● DATASET RECORDS:
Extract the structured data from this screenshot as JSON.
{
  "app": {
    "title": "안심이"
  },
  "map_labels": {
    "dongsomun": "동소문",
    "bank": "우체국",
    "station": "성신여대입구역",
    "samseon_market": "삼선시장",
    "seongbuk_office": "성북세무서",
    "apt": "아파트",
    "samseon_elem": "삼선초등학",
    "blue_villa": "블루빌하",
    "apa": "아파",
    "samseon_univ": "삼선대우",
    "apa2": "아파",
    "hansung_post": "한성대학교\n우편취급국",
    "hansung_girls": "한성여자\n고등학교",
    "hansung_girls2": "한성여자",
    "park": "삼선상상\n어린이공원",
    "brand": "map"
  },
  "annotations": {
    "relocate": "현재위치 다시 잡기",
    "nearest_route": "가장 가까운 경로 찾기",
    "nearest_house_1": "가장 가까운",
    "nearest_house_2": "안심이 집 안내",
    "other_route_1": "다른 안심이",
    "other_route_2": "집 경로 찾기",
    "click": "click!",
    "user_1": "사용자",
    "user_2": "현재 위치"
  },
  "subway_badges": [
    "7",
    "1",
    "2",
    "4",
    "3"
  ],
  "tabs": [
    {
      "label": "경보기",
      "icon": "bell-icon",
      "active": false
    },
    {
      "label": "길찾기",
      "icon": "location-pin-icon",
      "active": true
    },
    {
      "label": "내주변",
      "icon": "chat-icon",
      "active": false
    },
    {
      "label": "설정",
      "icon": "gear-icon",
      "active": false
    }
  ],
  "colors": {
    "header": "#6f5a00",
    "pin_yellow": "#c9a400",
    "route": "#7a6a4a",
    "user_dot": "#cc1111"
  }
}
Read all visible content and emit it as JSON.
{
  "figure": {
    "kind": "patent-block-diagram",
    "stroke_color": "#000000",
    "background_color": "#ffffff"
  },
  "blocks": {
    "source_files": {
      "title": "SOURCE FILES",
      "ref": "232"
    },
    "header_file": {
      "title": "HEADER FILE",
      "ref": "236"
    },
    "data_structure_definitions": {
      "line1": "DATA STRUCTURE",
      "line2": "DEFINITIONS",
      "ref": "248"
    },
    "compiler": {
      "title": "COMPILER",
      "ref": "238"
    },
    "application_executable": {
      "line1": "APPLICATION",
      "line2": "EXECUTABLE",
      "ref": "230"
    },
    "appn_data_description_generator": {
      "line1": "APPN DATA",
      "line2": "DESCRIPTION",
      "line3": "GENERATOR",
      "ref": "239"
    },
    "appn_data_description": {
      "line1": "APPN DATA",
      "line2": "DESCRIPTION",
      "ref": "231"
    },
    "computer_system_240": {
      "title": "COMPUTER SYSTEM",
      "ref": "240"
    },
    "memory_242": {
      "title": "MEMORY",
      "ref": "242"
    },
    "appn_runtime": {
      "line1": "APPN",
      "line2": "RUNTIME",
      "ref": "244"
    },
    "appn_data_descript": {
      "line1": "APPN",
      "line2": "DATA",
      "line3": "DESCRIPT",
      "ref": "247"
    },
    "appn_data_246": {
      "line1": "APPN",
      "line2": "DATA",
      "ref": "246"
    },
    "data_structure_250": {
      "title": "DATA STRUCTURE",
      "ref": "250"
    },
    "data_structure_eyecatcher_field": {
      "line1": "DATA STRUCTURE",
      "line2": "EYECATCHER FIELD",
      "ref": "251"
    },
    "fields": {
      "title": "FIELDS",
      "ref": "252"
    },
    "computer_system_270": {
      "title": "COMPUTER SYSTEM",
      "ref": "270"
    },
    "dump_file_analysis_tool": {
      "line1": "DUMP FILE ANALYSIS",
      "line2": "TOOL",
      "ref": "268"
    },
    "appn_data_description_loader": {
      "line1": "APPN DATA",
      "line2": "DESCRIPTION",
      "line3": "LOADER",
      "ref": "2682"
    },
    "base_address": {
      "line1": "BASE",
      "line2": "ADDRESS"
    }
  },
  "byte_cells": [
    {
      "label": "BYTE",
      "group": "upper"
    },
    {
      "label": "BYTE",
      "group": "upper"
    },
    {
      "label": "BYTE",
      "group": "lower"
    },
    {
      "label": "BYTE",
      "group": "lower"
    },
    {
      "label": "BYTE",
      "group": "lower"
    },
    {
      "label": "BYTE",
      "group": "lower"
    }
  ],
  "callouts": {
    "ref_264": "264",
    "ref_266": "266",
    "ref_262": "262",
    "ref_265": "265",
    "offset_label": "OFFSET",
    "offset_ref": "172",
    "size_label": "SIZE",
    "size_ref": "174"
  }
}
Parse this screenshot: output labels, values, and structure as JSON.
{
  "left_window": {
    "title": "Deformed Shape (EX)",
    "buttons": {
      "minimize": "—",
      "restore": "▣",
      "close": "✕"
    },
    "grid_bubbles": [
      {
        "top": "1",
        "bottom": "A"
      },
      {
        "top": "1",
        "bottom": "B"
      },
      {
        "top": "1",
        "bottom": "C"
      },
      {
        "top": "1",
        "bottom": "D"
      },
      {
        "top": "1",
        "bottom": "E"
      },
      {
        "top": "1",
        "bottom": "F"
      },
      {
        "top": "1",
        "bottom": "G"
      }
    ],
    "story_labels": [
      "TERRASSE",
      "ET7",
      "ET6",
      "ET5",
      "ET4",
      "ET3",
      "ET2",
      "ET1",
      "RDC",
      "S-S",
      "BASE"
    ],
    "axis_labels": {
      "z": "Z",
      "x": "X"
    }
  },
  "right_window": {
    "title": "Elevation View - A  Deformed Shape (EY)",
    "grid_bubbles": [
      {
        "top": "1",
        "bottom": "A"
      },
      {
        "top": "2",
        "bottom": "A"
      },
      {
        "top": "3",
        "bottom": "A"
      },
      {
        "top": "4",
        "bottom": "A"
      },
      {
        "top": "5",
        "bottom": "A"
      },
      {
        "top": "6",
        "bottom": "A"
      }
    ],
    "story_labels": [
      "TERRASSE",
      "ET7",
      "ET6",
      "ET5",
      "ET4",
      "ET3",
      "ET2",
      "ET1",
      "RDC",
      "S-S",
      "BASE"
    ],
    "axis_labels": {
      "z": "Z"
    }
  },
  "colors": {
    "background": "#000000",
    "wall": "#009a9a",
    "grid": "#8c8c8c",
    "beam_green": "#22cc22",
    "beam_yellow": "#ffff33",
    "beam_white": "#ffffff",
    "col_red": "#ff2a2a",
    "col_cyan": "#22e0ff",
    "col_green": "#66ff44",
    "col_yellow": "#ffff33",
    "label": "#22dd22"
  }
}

● WHAT THE TASK REQUIRES:
Reproduce the listing in full. Keep it exactly as written.

● ANSWER TO THIS TASK:
Extract the structured data from this screenshot as JSON.
{
  "app": {
    "title": "안심이"
  },
  "map_labels": {
    "dongsomun": "동소문",
    "bank": "우체국",
    "station": "성신여대입구역",
    "samseon_market": "삼선시장",
    "seongbuk_office": "성북세무서",
    "apt": "아파트",
    "samseon_elem": "삼선초등학",
    "blue_villa": "블루빌하",
    "apa": "아파",
    "samseon_univ": "삼선대우",
    "apa2": "아파",
    "hansung_post": "한성대학교\n우편취급국",
    "hansung_girls": "한성여자\n고등학교",
    "hansung_girls2": "한성여자",
    "park": "삼선상상\n어린이공원",
    "brand": "map"
  },
  "annotations": {
    "relocate": "현재위치 다시 잡기",
    "nearest_route": "가장 가까운 경로 찾기",
    "nearest_house_1": "가장 가까운",
    "nearest_house_2": "안심이 집 안내",
    "other_route_1": "다른 안심이",
    "other_route_2": "집 경로 찾기",
    "click": "click!",
    "user_1": "사용자",
    "user_2": "현재 위치"
  },
  "subway_badges": [
    "7",
    "1",
    "2",
    "4",
    "3"
  ],
  "tabs": [
    {
      "label": "경보기",
      "icon": "bell-icon",
      "active": false
    },
    {
      "label": "길찾기",
      "icon": "location-pin-icon",
      "active": true
    },
    {
      "label": "내주변",
      "icon": "chat-icon",
      "active": false
    },
    {
      "label": "설정",
      "icon": "gear-icon",
      "active": false
    }
  ],
  "colors": {
    "header": "#6f5a00",
    "pin_yellow": "#c9a400",
    "route": "#7a6a4a",
    "user_dot": "#cc1111"
  }
}
Read all visible content and emit it as JSON.
{
  "figure": {
    "kind": "patent-block-diagram",
    "stroke_color": "#000000",
    "background_color": "#ffffff"
  },
  "blocks": {
    "source_files": {
      "title": "SOURCE FILES",
      "ref": "232"
    },
    "header_file": {
      "title": "HEADER FILE",
      "ref": "236"
    },
    "data_structure_definitions": {
      "line1": "DATA STRUCTURE",
      "line2": "DEFINITIONS",
      "ref": "248"
    },
    "compiler": {
      "title": "COMPILER",
      "ref": "238"
    },
    "application_executable": {
      "line1": "APPLICATION",
      "line2": "EXECUTABLE",
      "ref": "230"
    },
    "appn_data_description_generator": {
      "line1": "APPN DATA",
      "line2": "DESCRIPTION",
      "line3": "GENERATOR",
      "ref": "239"
    },
    "appn_data_description": {
      "line1": "APPN DATA",
      "line2": "DESCRIPTION",
      "ref": "231"
    },
    "computer_system_240": {
      "title": "COMPUTER SYSTEM",
      "ref": "240"
    },
    "memory_242": {
      "title": "MEMORY",
      "ref": "242"
    },
    "appn_runtime": {
      "line1": "APPN",
      "line2": "RUNTIME",
      "ref": "244"
    },
    "appn_data_descript": {
      "line1": "APPN",
      "line2": "DATA",
      "line3": "DESCRIPT",
      "ref": "247"
    },
    "appn_data_246": {
      "line1": "APPN",
      "line2": "DATA",
      "ref": "246"
    },
    "data_structure_250": {
      "title": "DATA STRUCTURE",
      "ref": "250"
    },
    "data_structure_eyecatcher_field": {
      "line1": "DATA STRUCTURE",
      "line2": "EYECATCHER FIELD",
      "ref": "251"
    },
    "fields": {
      "title": "FIELDS",
      "ref": "252"
    },
    "computer_system_270": {
      "title": "COMPUTER SYSTEM",
      "ref": "270"
    },
    "dump_file_analysis_tool": {
      "line1": "DUMP FILE ANALYSIS",
      "line2": "TOOL",
      "ref": "268"
    },
    "appn_data_description_loader": {
      "line1": "APPN DATA",
      "line2": "DESCRIPTION",
      "line3": "LOADER",
      "ref": "2682"
    },
    "base_address": {
      "line1": "BASE",
      "line2": "ADDRESS"
    }
  },
  "byte_cells": [
    {
      "label": "BYTE",
      "group": "upper"
    },
    {
      "label": "BYTE",
      "group": "upper"
    },
    {
      "label": "BYTE",
      "group": "lower"
    },
    {
      "label": "BYTE",
      "group": "lower"
    },
    {
      "label": "BYTE",
      "group": "lower"
    },
    {
      "label": "BYTE",
      "group": "lower"
    }
  ],
  "callouts": {
    "ref_264": "264",
    "ref_266": "266",
    "ref_262": "262",
    "ref_265": "265",
    "offset_label": "OFFSET",
    "offset_ref": "172",
    "size_label": "SIZE",
    "size_ref": "174"
  }
}
Parse this screenshot: output labels, values, and structure as JSON.
{
  "left_window": {
    "title": "Deformed Shape (EX)",
    "buttons": {
      "minimize": "—",
      "restore": "▣",
      "close": "✕"
    },
    "grid_bubbles": [
      {
        "top": "1",
        "bottom": "A"
      },
      {
        "top": "1",
        "bottom": "B"
      },
      {
        "top": "1",
        "bottom": "C"
      },
      {
        "top": "1",
        "bottom": "D"
      },
      {
        "top": "1",
        "bottom": "E"
      },
      {
        "top": "1",
        "bottom": "F"
      },
      {
        "top": "1",
        "bottom": "G"
      }
    ],
    "story_labels": [
      "TERRASSE",
      "ET7",
      "ET6",
      "ET5",
      "ET4",
      "ET3",
      "ET2",
      "ET1",
      "RDC",
      "S-S",
      "BASE"
    ],
    "axis_labels": {
      "z": "Z",
      "x": "X"
    }
  },
  "right_window": {
    "title": "Elevation View - A  Deformed Shape (EY)",
    "grid_bubbles": [
      {
        "top": "1",
        "bottom": "A"
      },
      {
        "top": "2",
        "bottom": "A"
      },
      {
        "top": "3",
        "bottom": "A"
      },
      {
        "top": "4",
        "bottom": "A"
      },
      {
        "top": "5",
        "bottom": "A"
      },
      {
        "top": "6",
        "bottom": "A"
      }
    ],
    "story_labels": [
      "TERRASSE",
      "ET7",
      "ET6",
      "ET5",
      "ET4",
      "ET3",
      "ET2",
      "ET1",
      "RDC",
      "S-S",
      "BASE"
    ],
    "axis_labels": {
      "z": "Z"
    }
  },
  "colors": {
    "background": "#000000",
    "wall": "#009a9a",
    "grid": "#8c8c8c",
    "beam_green": "#22cc22",
    "beam_yellow": "#ffff33",
    "beam_white": "#ffffff",
    "col_red": "#ff2a2a",
    "col_cyan": "#22e0ff",
    "col_green": "#66ff44",
    "col_yellow": "#ffff33",
    "label": "#22dd22"
  }
}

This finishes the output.